- What is expected: Each entry below is to be transcribed exactly.

+ + + +

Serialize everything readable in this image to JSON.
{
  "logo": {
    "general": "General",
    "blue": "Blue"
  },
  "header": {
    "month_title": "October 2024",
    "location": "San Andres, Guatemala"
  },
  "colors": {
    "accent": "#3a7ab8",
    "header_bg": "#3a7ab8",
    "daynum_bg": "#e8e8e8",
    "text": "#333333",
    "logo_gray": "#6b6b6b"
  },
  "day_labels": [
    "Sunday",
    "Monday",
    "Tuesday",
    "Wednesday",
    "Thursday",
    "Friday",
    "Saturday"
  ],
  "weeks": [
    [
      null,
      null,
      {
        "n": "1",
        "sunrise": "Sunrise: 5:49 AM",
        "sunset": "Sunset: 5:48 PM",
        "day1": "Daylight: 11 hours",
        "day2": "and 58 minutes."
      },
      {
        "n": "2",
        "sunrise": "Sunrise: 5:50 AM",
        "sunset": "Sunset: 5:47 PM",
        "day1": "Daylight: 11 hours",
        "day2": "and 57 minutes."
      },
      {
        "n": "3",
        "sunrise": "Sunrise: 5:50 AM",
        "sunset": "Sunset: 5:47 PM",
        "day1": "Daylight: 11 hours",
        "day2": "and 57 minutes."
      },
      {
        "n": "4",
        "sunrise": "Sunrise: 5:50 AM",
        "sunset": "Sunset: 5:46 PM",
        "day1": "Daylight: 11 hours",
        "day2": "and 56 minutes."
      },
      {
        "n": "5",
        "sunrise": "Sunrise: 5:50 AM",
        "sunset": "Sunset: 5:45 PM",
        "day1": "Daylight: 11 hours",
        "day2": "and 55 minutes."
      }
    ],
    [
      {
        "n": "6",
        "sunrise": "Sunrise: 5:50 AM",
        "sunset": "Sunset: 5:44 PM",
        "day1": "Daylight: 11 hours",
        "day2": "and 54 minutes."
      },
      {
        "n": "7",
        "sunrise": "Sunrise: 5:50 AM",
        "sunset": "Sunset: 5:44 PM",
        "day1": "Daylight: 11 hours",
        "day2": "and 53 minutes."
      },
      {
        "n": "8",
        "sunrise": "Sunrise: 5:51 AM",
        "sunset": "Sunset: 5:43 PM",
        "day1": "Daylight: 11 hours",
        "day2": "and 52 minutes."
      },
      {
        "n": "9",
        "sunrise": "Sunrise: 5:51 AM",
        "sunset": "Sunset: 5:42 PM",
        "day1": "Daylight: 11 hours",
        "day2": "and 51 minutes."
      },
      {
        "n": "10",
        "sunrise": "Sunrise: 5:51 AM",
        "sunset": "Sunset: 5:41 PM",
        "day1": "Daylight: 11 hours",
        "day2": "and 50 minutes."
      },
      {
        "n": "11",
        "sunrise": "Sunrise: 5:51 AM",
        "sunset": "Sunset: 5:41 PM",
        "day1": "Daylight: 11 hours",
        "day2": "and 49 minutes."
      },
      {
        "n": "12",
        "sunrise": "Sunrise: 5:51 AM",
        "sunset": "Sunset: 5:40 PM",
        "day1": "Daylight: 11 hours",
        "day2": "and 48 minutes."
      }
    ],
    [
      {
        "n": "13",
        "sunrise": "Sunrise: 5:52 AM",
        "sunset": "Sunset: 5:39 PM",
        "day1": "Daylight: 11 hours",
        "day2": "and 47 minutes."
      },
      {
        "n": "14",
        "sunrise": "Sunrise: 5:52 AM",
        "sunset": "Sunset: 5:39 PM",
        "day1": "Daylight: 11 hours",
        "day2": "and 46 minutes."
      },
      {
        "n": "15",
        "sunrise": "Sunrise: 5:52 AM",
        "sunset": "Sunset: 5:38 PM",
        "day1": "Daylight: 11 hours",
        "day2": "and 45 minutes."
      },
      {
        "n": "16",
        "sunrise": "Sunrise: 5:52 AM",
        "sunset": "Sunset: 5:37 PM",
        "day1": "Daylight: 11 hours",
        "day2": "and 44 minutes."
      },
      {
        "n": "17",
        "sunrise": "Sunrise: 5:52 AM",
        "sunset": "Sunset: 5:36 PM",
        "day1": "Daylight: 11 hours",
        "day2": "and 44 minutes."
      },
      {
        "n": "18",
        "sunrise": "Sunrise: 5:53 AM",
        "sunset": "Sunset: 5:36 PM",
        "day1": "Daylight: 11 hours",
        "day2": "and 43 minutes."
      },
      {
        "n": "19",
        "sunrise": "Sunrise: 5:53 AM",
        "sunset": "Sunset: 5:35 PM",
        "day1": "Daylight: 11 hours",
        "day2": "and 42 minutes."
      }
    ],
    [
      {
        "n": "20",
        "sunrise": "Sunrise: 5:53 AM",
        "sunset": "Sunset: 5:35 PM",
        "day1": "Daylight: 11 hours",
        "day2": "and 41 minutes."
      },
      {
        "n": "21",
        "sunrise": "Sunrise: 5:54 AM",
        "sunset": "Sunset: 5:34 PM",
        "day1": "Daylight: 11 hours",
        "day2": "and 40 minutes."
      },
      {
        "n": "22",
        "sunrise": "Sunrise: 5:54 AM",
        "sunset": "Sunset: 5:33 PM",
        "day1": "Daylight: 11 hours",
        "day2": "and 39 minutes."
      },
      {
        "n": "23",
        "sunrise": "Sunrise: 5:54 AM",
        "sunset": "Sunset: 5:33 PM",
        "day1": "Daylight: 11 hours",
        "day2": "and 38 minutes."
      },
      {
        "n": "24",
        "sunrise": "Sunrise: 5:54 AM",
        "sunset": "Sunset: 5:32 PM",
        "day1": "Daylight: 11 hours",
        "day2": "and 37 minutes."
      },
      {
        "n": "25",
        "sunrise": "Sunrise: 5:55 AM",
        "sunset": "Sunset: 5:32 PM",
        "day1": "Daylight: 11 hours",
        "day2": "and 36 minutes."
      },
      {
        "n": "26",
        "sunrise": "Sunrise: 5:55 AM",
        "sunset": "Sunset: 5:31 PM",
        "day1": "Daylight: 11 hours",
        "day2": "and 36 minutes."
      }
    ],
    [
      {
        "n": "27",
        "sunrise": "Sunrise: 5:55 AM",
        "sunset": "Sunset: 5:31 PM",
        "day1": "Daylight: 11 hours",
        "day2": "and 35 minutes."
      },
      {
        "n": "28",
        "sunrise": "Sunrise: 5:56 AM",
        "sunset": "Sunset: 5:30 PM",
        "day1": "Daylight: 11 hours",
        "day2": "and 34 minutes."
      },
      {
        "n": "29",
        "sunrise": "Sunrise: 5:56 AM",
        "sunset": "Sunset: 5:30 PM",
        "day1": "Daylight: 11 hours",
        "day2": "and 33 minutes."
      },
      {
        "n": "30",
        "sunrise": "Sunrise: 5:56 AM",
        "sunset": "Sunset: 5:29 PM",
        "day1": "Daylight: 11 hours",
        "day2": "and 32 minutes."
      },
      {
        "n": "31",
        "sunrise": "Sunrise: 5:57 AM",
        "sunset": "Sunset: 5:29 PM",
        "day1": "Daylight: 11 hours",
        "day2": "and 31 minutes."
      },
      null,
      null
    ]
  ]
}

+ + + +

- The response:
Serialize everything readable in this image to JSON.
{
  "logo": {
    "general": "General",
    "blue": "Blue"
  },
  "header": {
    "month_title": "October 2024",
    "location": "San Andres, Guatemala"
  },
  "colors": {
    "accent": "#3a7ab8",
    "header_bg": "#3a7ab8",
    "daynum_bg": "#e8e8e8",
    "text": "#333333",
    "logo_gray": "#6b6b6b"
  },
  "day_labels": [
    "Sunday",
    "Monday",
    "Tuesday",
    "Wednesday",
    "Thursday",
    "Friday",
    "Saturday"
  ],
  "weeks": [
    [
      null,
      null,
      {
        "n": "1",
        "sunrise": "Sunrise: 5:49 AM",
        "sunset": "Sunset: 5:48 PM",
        "day1": "Daylight: 11 hours",
        "day2": "and 58 minutes."
      },
      {
        "n": "2",
        "sunrise": "Sunrise: 5:50 AM",
        "sunset": "Sunset: 5:47 PM",
        "day1": "Daylight: 11 hours",
        "day2": "and 57 minutes."
      },
      {
        "n": "3",
        "sunrise": "Sunrise: 5:50 AM",
        "sunset": "Sunset: 5:47 PM",
        "day1": "Daylight: 11 hours",
        "day2": "and 57 minutes."
      },
      {
        "n": "4",
        "sunrise": "Sunrise: 5:50 AM",
        "sunset": "Sunset: 5:46 PM",
        "day1": "Daylight: 11 hours",
        "day2": "and 56 minutes."
      },
      {
        "n": "5",
        "sunrise": "Sunrise: 5:50 AM",
        "sunset": "Sunset: 5:45 PM",
        "day1": "Daylight: 11 hours",
        "day2": "and 55 minutes."
      }
    ],
    [
      {
        "n": "6",
        "sunrise": "Sunrise: 5:50 AM",
        "sunset": "Sunset: 5:44 PM",
        "day1": "Daylight: 11 hours",
        "day2": "and 54 minutes."
      },
      {
        "n": "7",
        "sunrise": "Sunrise: 5:50 AM",
        "sunset": "Sunset: 5:44 PM",
        "day1": "Daylight: 11 hours",
        "day2": "and 53 minutes."
      },
      {
        "n": "8",
        "sunrise": "Sunrise: 5:51 AM",
        "sunset": "Sunset: 5:43 PM",
        "day1": "Daylight: 11 hours",
        "day2": "and 52 minutes."
      },
      {
        "n": "9",
        "sunrise": "Sunrise: 5:51 AM",
        "sunset": "Sunset: 5:42 PM",
        "day1": "Daylight: 11 hours",
        "day2": "and 51 minutes."
      },
      {
        "n": "10",
        "sunrise": "Sunrise: 5:51 AM",
        "sunset": "Sunset: 5:41 PM",
        "day1": "Daylight: 11 hours",
        "day2": "and 50 minutes."
      },
      {
        "n": "11",
        "sunrise": "Sunrise: 5:51 AM",
        "sunset": "Sunset: 5:41 PM",
        "day1": "Daylight: 11 hours",
        "day2": "and 49 minutes."
      },
      {
        "n": "12",
        "sunrise": "Sunrise: 5:51 AM",
        "sunset": "Sunset: 5:40 PM",
        "day1": "Daylight: 11 hours",
        "day2": "and 48 minutes."
      }
    ],
    [
      {
        "n": "13",
        "sunrise": "Sunrise: 5:52 AM",
        "sunset": "Sunset: 5:39 PM",
        "day1": "Daylight: 11 hours",
        "day2": "and 47 minutes."
      },
      {
        "n": "14",
        "sunrise": "Sunrise: 5:52 AM",
        "sunset": "Sunset: 5:39 PM",
        "day1": "Daylight: 11 hours",
        "day2": "and 46 minutes."
      },
      {
        "n": "15",
        "sunrise": "Sunrise: 5:52 AM",
        "sunset": "Sunset: 5:38 PM",
        "day1": "Daylight: 11 hours",
        "day2": "and 45 minutes."
      },
      {
        "n": "16",
        "sunrise": "Sunrise: 5:52 AM",
        "sunset": "Sunset: 5:37 PM",
        "day1": "Daylight: 11 hours",
        "day2": "and 44 minutes."
      },
      {
        "n": "17",
        "sunrise": "Sunrise: 5:52 AM",
        "sunset": "Sunset: 5:36 PM",
        "day1": "Daylight: 11 hours",
        "day2": "and 44 minutes."
      },
      {
        "n": "18",
        "sunrise": "Sunrise: 5:53 AM",
        "sunset": "Sunset: 5:36 PM",
        "day1": "Daylight: 11 hours",
        "day2": "and 43 minutes."
      },
      {
        "n": "19",
        "sunrise": "Sunrise: 5:53 AM",
        "sunset": "Sunset: 5:35 PM",
        "day1": "Daylight: 11 hours",
        "day2": "and 42 minutes."
      }
    ],
    [
      {
        "n": "20",
        "sunrise": "Sunrise: 5:53 AM",
        "sunset": "Sunset: 5:35 PM",
        "day1": "Daylight: 11 hours",
        "day2": "and 41 minutes."
      },
      {
        "n": "21",
        "sunrise": "Sunrise: 5:54 AM",
        "sunset": "Sunset: 5:34 PM",
        "day1": "Daylight: 11 hours",
        "day2": "and 40 minutes."
      },
      {
        "n": "22",
        "sunrise": "Sunrise: 5:54 AM",
        "sunset": "Sunset: 5:33 PM",
        "day1": "Daylight: 11 hours",
        "day2": "and 39 minutes."
      },
      {
        "n": "23",
        "sunrise": "Sunrise: 5:54 AM",
        "sunset": "Sunset: 5:33 PM",
        "day1": "Daylight: 11 hours",
        "day2": "and 38 minutes."
      },
      {
        "n": "24",
        "sunrise": "Sunrise: 5:54 AM",
        "sunset": "Sunset: 5:32 PM",
        "day1": "Daylight: 11 hours",
        "day2": "and 37 minutes."
      },
      {
        "n": "25",
        "sunrise": "Sunrise: 5:55 AM",
        "sunset": "Sunset: 5:32 PM",
        "day1": "Daylight: 11 hours",
        "day2": "and 36 minutes."
      },
      {
        "n": "26",
        "sunrise": "Sunrise: 5:55 AM",
        "sunset": "Sunset: 5:31 PM",
        "day1": "Daylight: 11 hours",
        "day2": "and 36 minutes."
      }
    ],
    [
      {
        "n": "27",
        "sunrise": "Sunrise: 5:55 AM",
        "sunset": "Sunset: 5:31 PM",
        "day1": "Daylight: 11 hours",
        "day2": "and 35 minutes."
      },
      {
        "n": "28",
        "sunrise": "Sunrise: 5:56 AM",
        "sunset": "Sunset: 5:30 PM",
        "day1": "Daylight: 11 hours",
        "day2": "and 34 minutes."
      },
      {
        "n": "29",
        "sunrise": "Sunrise: 5:56 AM",
        "sunset": "Sunset: 5:30 PM",
        "day1": "Daylight: 11 hours",
        "day2": "and 33 minutes."
      },
      {
        "n": "30",
        "sunrise": "Sunrise: 5:56 AM",
        "sunset": "Sunset: 5:29 PM",
        "day1": "Daylight: 11 hours",
        "day2": "and 32 minutes."
      },
      {
        "n": "31",
        "sunrise": "Sunrise: 5:57 AM",
        "sunset": "Sunset: 5:29 PM",
        "day1": "Daylight: 11 hours",
        "day2": "and 31 minutes."
      },
      null,
      null
    ]
  ]
}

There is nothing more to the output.